WHAT THE EXERCISE ASKS: Restate the data exactly as given and keep the pictures out.
[START]
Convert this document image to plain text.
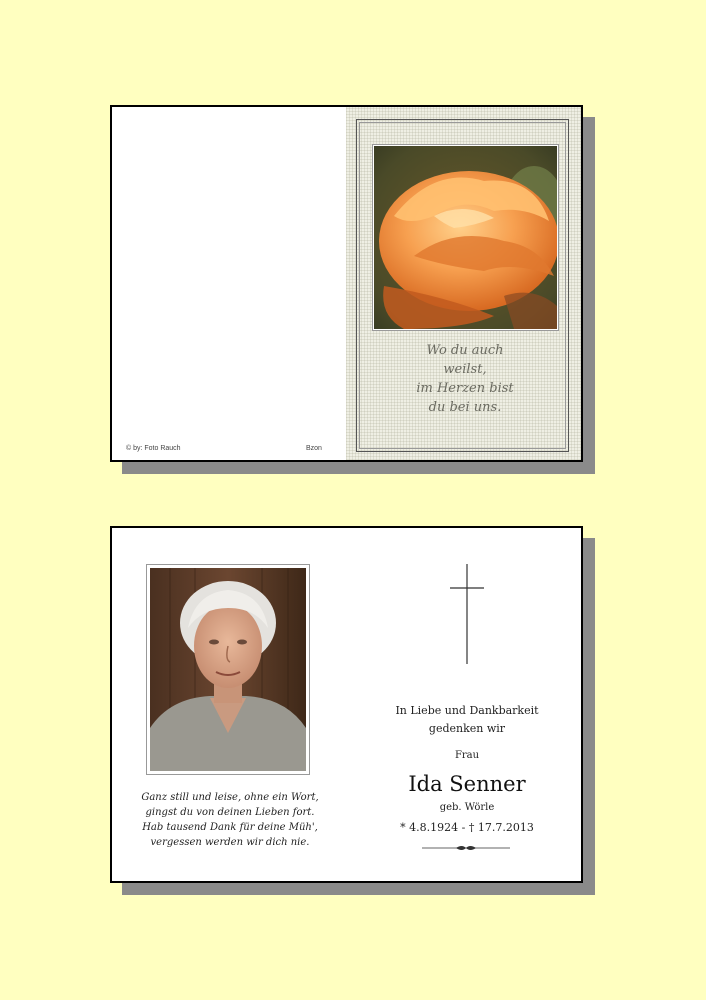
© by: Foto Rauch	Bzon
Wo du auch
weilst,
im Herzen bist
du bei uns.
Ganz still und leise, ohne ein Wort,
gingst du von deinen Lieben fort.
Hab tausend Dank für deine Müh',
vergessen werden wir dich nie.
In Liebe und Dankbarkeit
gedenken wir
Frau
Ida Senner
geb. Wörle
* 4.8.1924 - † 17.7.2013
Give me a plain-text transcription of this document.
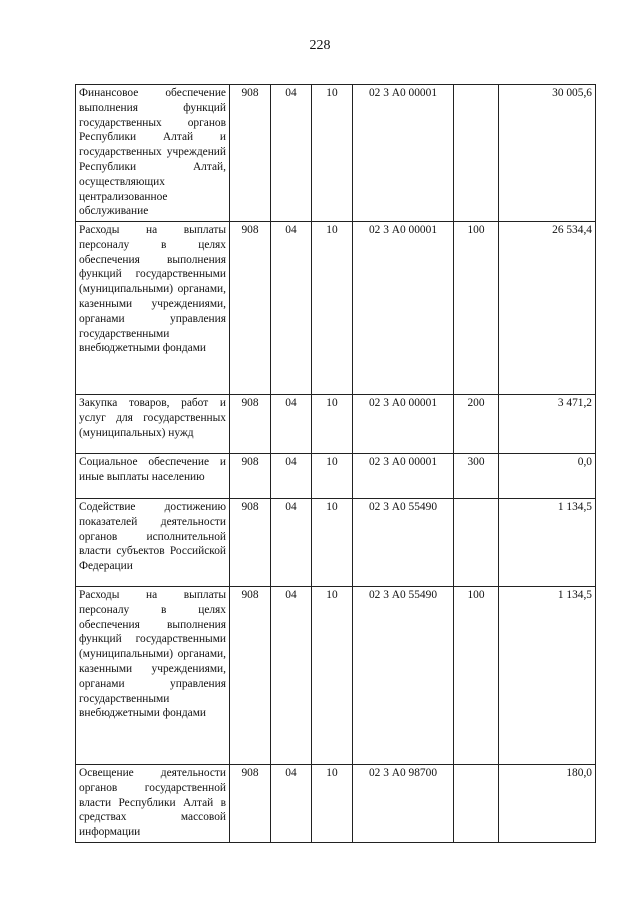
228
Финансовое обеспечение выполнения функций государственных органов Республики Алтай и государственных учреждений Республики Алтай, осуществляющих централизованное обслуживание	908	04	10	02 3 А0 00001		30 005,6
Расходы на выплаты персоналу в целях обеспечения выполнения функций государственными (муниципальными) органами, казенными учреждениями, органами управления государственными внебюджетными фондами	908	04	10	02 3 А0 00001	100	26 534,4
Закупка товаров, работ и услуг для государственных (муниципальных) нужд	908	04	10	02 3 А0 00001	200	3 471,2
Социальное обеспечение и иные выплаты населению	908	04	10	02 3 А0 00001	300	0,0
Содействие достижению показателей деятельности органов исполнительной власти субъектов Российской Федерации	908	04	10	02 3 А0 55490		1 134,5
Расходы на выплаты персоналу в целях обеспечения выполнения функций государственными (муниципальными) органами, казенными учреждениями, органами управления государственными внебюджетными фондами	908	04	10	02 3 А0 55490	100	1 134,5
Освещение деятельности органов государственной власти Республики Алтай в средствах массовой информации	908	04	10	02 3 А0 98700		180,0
[END]
EXERCISE RESULT:
Convert this document image to plain text.
© by: Foto Rauch	Bzon
Wo du auch
weilst,
im Herzen bist
du bei uns.
Ganz still und leise, ohne ein Wort,
gingst du von deinen Lieben fort.
Hab tausend Dank für deine Müh',
vergessen werden wir dich nie.
In Liebe und Dankbarkeit
gedenken wir
Frau
Ida Senner
geb. Wörle
* 4.8.1924 - † 17.7.2013
Give me a plain-text transcription of this document.
228
Финансовое обеспечение выполнения функций государственных органов Республики Алтай и государственных учреждений Республики Алтай, осуществляющих централизованное обслуживание	908	04	10	02 3 А0 00001		30 005,6
Расходы на выплаты персоналу в целях обеспечения выполнения функций государственными (муниципальными) органами, казенными учреждениями, органами управления государственными внебюджетными фондами	908	04	10	02 3 А0 00001	100	26 534,4
Закупка товаров, работ и услуг для государственных (муниципальных) нужд	908	04	10	02 3 А0 00001	200	3 471,2
Социальное обеспечение и иные выплаты населению	908	04	10	02 3 А0 00001	300	0,0
Содействие достижению показателей деятельности органов исполнительной власти субъектов Российской Федерации	908	04	10	02 3 А0 55490		1 134,5
Расходы на выплаты персоналу в целях обеспечения выполнения функций государственными (муниципальными) органами, казенными учреждениями, органами управления государственными внебюджетными фондами	908	04	10	02 3 А0 55490	100	1 134,5
Освещение деятельности органов государственной власти Республики Алтай в средствах массовой информации	908	04	10	02 3 А0 98700		180,0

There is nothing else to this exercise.